**WRITTEN INSTRUCTION**
Restate the data word for word and leave the images out.

[begin EXERCISE DATA]

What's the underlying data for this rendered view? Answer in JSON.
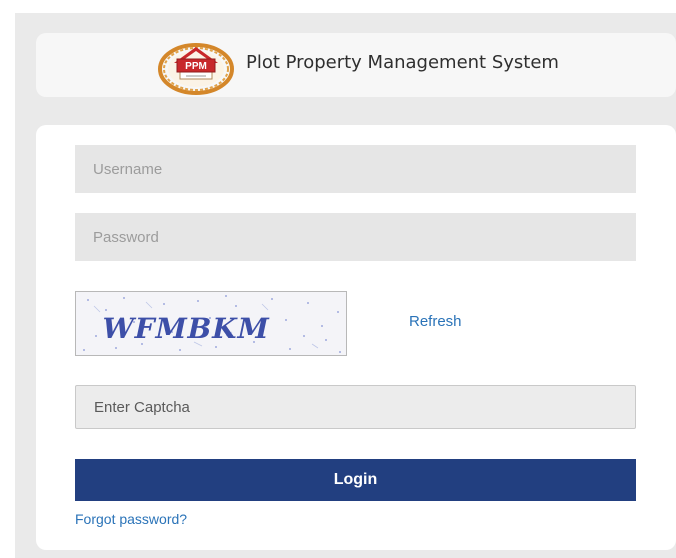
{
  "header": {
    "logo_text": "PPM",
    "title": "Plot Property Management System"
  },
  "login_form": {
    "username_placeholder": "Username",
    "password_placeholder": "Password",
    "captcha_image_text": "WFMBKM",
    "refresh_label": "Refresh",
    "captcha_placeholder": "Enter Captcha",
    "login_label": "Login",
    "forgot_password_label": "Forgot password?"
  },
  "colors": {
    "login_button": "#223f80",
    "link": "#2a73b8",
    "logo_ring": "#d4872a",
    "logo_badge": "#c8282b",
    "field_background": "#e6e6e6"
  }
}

[end EXERCISE DATA]

**FULL SOLUTION**
What's the underlying data for this rendered view? Answer in JSON.
{
  "header": {
    "logo_text": "PPM",
    "title": "Plot Property Management System"
  },
  "login_form": {
    "username_placeholder": "Username",
    "password_placeholder": "Password",
    "captcha_image_text": "WFMBKM",
    "refresh_label": "Refresh",
    "captcha_placeholder": "Enter Captcha",
    "login_label": "Login",
    "forgot_password_label": "Forgot password?"
  },
  "colors": {
    "login_button": "#223f80",
    "link": "#2a73b8",
    "logo_ring": "#d4872a",
    "logo_badge": "#c8282b",
    "field_background": "#e6e6e6"
  }
}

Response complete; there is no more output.